> _Exercise goal_: Identify every line in the records below that contains the word "text", and reproduce each one.

> _Exercise materials_:
· · · · · · ·
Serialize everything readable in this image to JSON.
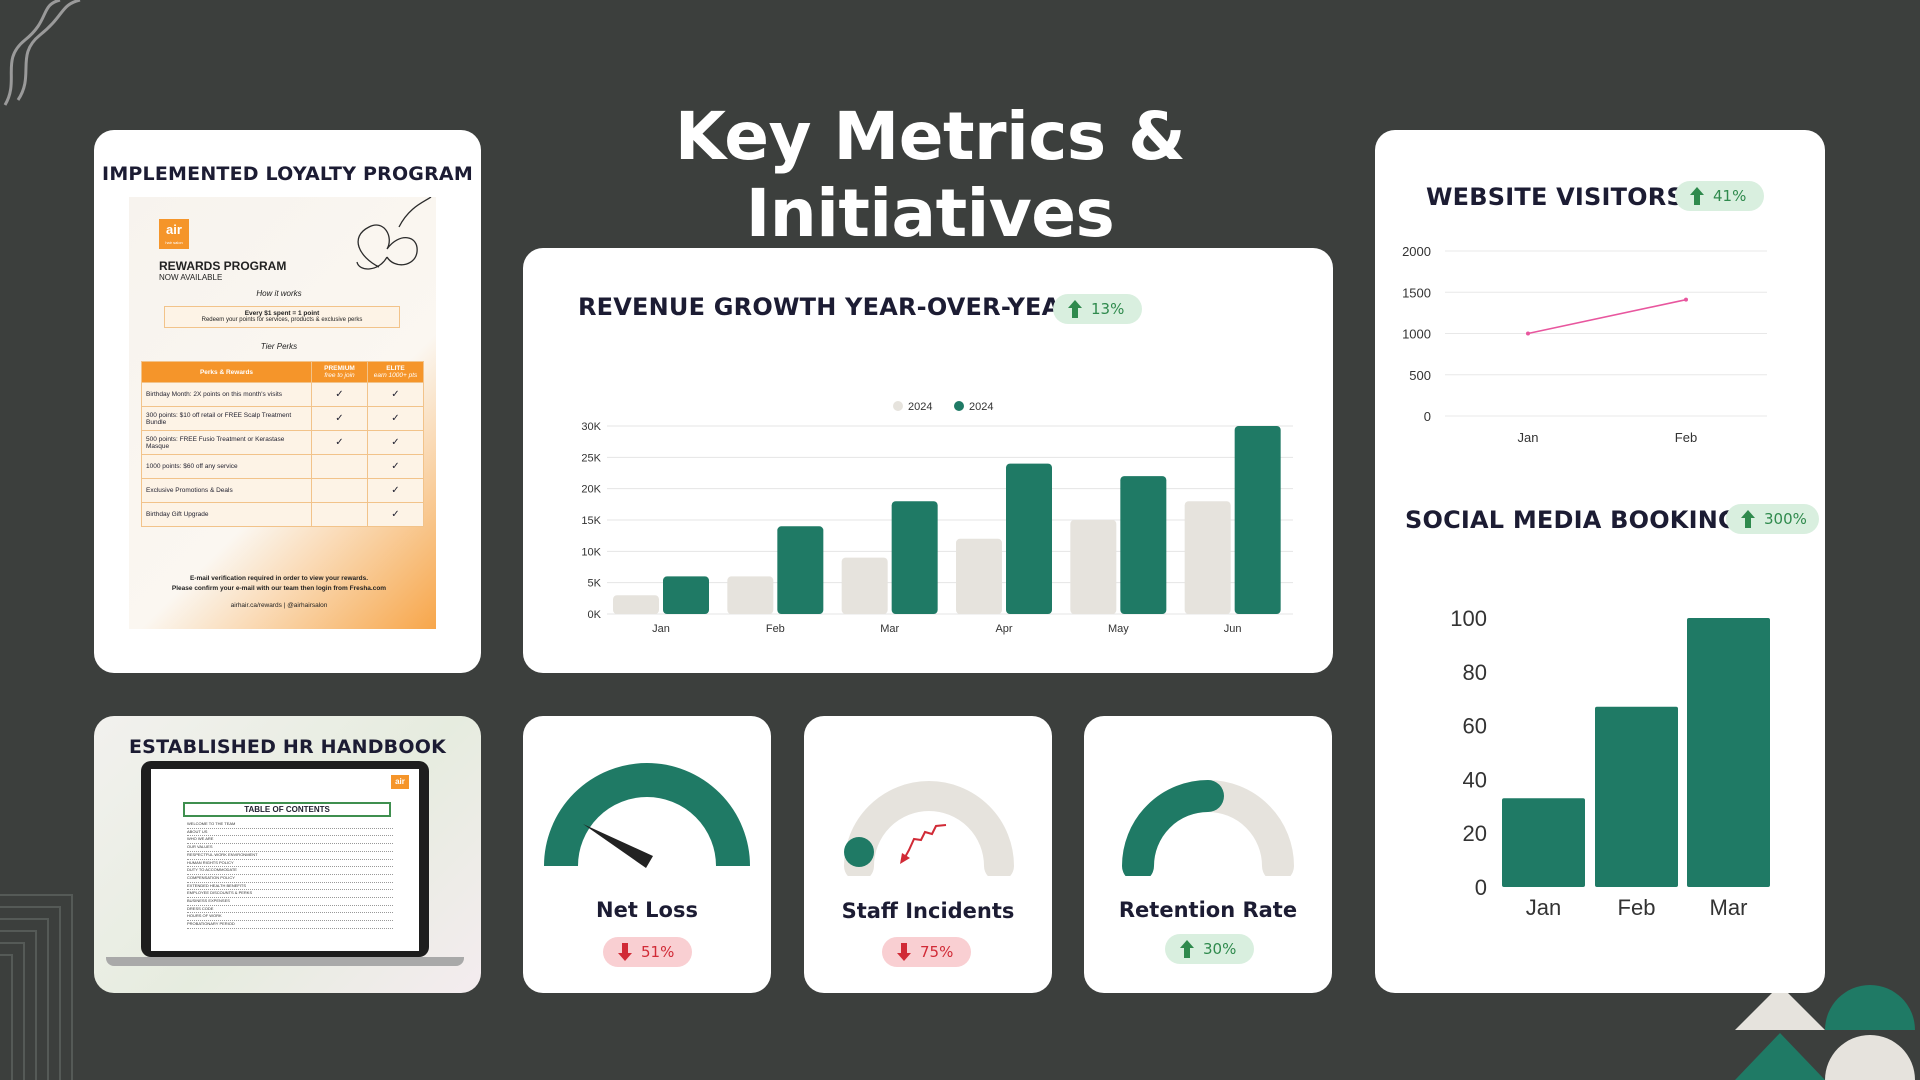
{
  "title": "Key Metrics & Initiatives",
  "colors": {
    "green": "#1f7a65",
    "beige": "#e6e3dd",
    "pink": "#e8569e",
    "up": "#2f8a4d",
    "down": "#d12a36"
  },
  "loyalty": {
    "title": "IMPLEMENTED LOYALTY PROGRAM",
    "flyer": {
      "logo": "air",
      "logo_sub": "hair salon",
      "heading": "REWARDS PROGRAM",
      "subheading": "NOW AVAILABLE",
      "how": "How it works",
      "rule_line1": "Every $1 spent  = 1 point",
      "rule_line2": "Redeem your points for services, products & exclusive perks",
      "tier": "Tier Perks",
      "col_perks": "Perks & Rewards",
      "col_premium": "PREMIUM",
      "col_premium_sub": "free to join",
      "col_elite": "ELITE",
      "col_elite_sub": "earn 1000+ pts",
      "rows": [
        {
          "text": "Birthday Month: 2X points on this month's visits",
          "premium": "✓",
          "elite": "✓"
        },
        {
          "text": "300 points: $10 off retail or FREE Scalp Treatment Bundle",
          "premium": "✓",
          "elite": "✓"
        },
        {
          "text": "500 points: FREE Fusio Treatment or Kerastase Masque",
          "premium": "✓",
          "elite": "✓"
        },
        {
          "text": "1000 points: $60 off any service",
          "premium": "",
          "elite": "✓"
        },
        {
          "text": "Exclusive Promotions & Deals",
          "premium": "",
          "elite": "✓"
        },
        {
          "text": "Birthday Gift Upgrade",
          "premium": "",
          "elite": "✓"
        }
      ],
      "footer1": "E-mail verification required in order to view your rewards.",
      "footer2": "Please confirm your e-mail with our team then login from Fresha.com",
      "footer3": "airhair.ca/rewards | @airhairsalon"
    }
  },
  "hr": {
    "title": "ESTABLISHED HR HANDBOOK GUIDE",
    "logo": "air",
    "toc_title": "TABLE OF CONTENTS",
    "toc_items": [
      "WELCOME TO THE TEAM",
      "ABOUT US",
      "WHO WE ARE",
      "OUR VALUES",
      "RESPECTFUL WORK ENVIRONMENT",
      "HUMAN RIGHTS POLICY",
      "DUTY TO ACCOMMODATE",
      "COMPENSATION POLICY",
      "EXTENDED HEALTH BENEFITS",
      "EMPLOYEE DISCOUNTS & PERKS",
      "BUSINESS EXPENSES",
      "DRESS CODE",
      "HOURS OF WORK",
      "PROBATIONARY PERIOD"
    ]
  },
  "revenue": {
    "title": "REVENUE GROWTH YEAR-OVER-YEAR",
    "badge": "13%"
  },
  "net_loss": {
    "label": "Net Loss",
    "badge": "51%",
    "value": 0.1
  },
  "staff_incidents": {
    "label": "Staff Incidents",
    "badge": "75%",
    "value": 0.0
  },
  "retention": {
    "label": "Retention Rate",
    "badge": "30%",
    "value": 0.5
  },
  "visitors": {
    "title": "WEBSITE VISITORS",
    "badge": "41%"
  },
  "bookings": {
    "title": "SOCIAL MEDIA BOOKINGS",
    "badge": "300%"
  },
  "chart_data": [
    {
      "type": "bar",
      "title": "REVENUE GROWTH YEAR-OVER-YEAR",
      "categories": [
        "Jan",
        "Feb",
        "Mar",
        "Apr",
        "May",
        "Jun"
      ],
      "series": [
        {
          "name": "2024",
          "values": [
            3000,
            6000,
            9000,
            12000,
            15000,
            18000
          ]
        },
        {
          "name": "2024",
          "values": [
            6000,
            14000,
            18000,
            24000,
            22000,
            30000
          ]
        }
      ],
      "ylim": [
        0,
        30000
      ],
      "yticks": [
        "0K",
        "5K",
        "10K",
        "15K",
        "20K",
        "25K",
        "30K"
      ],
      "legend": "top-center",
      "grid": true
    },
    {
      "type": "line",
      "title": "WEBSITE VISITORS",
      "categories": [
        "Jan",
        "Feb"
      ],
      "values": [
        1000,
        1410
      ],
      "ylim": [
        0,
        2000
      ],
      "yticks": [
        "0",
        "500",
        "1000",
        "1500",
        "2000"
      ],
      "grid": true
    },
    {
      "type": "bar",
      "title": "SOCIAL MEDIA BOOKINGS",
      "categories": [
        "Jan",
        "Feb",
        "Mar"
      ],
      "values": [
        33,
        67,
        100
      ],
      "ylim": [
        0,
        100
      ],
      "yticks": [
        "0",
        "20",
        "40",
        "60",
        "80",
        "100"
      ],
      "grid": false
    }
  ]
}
· · · · · · ·
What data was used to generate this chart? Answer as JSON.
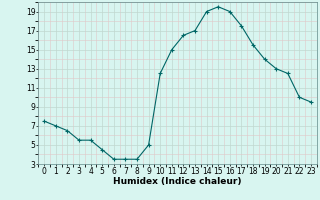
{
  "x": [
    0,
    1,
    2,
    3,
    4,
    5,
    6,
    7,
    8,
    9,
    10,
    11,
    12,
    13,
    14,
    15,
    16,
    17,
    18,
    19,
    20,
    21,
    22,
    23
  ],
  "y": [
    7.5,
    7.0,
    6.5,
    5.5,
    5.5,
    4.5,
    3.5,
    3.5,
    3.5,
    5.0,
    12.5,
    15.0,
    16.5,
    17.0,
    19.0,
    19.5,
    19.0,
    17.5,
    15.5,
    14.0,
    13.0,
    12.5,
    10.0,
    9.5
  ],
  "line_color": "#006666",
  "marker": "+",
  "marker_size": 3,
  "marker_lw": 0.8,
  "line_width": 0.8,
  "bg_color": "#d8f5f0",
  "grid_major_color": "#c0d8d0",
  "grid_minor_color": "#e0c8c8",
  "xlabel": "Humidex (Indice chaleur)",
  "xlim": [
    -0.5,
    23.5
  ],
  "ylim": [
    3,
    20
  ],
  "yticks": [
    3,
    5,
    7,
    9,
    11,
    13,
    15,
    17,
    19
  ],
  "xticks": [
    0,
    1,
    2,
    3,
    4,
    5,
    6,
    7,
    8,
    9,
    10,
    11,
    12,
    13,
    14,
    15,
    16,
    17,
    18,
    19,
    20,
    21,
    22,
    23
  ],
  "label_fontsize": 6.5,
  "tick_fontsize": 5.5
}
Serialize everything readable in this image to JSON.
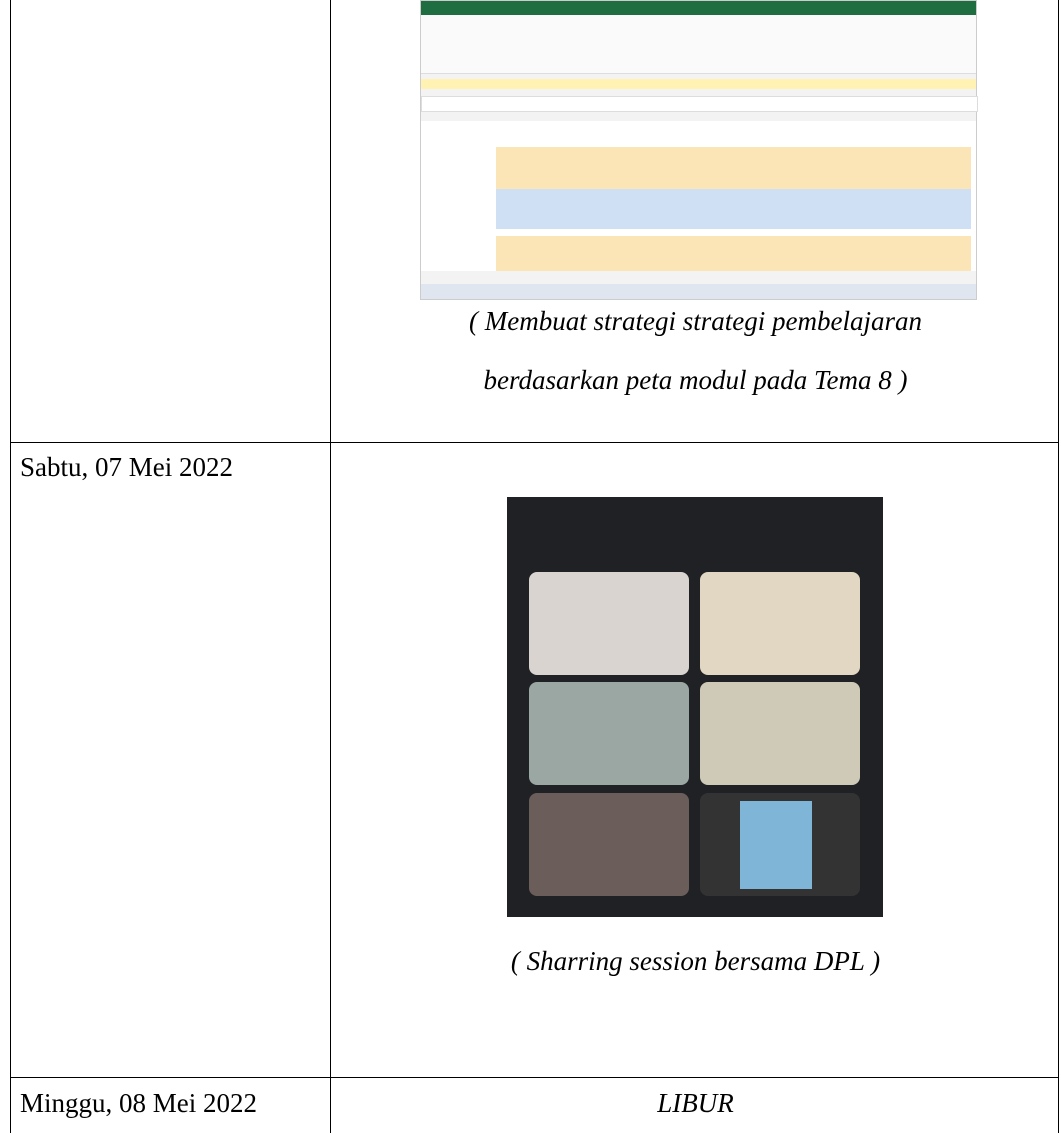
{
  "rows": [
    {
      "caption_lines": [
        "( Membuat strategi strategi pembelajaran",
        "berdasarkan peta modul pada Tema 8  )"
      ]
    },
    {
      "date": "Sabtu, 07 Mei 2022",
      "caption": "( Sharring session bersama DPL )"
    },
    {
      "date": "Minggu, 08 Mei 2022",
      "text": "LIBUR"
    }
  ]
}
· · · · · · ·
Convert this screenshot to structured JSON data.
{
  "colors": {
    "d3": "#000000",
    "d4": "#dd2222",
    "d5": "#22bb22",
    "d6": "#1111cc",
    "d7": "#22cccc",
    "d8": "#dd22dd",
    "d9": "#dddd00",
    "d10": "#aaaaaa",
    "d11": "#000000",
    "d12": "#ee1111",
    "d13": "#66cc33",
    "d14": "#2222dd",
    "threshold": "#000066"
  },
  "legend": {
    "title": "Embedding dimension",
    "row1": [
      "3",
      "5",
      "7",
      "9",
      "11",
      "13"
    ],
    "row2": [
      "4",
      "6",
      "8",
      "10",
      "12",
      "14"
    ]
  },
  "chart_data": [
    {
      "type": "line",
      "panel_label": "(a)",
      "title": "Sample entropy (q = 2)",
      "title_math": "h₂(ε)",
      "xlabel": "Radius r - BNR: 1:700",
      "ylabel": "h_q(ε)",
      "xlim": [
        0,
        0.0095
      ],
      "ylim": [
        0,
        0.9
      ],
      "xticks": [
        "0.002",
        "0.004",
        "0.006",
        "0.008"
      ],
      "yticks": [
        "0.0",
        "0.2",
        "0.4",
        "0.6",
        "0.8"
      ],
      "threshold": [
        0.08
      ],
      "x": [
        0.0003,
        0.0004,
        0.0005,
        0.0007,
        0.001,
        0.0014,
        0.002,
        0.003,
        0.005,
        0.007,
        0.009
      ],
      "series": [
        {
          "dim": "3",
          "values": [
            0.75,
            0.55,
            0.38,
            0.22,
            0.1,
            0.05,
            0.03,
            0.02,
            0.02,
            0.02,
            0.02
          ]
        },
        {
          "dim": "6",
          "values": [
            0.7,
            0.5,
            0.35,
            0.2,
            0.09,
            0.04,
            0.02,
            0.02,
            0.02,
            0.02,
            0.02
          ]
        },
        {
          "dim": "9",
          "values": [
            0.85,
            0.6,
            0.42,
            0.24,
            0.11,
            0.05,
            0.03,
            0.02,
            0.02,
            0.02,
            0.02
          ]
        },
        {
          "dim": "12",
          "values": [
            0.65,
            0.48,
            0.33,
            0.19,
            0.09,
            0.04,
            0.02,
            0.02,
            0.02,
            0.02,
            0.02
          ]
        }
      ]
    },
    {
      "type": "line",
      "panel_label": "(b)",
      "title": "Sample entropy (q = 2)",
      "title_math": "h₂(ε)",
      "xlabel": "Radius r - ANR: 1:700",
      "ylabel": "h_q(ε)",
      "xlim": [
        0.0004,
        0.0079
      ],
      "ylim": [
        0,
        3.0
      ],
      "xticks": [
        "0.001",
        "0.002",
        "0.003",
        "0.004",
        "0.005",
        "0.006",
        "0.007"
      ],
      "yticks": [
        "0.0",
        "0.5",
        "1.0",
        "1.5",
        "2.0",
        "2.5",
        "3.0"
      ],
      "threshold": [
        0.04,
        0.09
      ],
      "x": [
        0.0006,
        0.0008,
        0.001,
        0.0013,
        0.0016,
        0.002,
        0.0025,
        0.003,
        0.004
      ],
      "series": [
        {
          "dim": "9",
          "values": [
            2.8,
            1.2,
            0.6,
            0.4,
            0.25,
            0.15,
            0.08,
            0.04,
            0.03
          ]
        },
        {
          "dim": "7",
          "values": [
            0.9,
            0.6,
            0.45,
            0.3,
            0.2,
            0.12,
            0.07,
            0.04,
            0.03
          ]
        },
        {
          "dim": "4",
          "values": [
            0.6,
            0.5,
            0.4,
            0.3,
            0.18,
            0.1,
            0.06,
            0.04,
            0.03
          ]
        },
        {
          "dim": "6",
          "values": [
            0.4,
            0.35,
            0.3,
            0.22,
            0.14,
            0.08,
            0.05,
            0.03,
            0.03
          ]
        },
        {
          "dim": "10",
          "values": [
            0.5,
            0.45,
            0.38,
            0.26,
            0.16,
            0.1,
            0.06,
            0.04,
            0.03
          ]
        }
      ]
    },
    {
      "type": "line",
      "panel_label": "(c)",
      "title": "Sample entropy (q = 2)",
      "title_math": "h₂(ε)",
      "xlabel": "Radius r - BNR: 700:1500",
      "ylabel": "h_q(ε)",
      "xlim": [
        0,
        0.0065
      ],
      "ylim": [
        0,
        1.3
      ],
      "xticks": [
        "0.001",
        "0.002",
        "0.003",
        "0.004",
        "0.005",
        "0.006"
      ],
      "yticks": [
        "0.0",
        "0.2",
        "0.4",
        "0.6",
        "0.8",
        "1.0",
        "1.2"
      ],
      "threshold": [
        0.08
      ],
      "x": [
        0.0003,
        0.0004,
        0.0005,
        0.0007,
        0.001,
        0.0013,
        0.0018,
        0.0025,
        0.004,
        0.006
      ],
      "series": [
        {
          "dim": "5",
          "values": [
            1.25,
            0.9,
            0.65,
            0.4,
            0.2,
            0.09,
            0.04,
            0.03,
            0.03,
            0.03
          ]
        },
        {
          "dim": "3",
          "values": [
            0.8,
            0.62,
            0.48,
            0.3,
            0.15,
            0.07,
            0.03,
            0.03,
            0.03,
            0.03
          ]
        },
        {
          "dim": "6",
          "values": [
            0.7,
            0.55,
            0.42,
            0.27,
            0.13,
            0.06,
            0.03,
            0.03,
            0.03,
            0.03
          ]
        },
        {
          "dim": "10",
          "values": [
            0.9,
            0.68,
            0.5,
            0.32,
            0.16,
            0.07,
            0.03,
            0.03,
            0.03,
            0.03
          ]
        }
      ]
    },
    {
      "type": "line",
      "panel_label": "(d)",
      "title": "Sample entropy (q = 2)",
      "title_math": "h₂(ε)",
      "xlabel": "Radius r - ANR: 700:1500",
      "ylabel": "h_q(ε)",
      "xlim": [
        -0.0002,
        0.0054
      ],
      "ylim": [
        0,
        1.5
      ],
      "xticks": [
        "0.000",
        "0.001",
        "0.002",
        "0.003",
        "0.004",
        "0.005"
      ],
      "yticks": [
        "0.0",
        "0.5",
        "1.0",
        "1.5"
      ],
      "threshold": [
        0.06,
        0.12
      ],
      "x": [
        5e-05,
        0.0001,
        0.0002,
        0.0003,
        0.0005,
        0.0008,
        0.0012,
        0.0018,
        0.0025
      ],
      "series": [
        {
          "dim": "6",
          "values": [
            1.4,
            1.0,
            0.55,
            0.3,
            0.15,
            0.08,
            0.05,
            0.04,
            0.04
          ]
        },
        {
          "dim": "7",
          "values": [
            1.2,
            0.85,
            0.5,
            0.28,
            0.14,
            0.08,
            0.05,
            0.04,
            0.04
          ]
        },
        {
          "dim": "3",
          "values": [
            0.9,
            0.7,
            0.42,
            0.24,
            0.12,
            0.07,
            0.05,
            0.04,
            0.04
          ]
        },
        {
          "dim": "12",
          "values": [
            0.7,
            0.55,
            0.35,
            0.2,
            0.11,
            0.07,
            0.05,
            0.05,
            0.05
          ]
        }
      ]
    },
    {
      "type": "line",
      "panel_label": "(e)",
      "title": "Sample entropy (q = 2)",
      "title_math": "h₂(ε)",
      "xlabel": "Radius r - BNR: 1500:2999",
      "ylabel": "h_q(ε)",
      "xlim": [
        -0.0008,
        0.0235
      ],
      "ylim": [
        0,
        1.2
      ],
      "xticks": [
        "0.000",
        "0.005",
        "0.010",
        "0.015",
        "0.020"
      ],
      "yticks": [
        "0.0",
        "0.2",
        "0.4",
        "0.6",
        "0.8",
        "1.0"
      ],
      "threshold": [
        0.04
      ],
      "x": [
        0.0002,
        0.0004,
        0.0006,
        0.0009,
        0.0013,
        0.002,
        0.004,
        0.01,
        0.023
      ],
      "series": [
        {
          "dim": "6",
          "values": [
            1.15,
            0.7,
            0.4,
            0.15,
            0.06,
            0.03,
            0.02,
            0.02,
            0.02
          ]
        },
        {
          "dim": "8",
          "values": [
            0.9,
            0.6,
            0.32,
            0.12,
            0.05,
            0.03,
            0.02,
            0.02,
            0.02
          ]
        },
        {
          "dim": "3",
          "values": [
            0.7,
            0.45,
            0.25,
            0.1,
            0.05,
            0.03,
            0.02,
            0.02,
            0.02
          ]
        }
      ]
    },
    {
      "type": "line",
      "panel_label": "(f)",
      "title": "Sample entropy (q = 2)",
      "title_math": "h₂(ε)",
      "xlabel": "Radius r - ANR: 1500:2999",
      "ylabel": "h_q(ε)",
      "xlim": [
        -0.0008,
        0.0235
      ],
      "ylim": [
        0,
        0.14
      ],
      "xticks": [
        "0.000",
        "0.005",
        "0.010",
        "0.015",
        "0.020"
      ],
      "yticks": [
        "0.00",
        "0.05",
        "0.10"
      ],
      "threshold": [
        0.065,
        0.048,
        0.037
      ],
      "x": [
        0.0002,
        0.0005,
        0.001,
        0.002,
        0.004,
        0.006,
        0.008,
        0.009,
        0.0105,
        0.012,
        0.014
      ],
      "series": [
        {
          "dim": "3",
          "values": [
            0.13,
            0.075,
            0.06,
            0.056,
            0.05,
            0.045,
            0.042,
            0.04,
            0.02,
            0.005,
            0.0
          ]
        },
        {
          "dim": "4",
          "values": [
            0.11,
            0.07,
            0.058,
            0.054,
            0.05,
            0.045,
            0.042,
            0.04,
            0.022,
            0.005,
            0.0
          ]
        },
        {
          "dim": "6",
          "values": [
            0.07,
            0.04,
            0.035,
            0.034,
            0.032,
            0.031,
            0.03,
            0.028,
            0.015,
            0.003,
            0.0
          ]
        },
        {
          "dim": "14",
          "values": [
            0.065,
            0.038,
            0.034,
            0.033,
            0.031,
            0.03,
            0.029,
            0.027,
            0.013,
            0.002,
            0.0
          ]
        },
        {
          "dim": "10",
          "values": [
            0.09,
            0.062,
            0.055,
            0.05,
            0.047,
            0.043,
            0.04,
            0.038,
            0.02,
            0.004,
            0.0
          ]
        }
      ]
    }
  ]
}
· · · · · · ·
> _Written response_:
          "text": "Birthday Month: 2X points on this month's visits",
          "text": "300 points: $10 off retail or FREE Scalp Treatment Bundle",
          "text": "500 points: FREE Fusio Treatment or Kerastase Masque",
          "text": "1000 points: $60 off any service",
          "text": "Exclusive Promotions & Deals",
          "text": "Birthday Gift Upgrade",
      "text": "LIBUR"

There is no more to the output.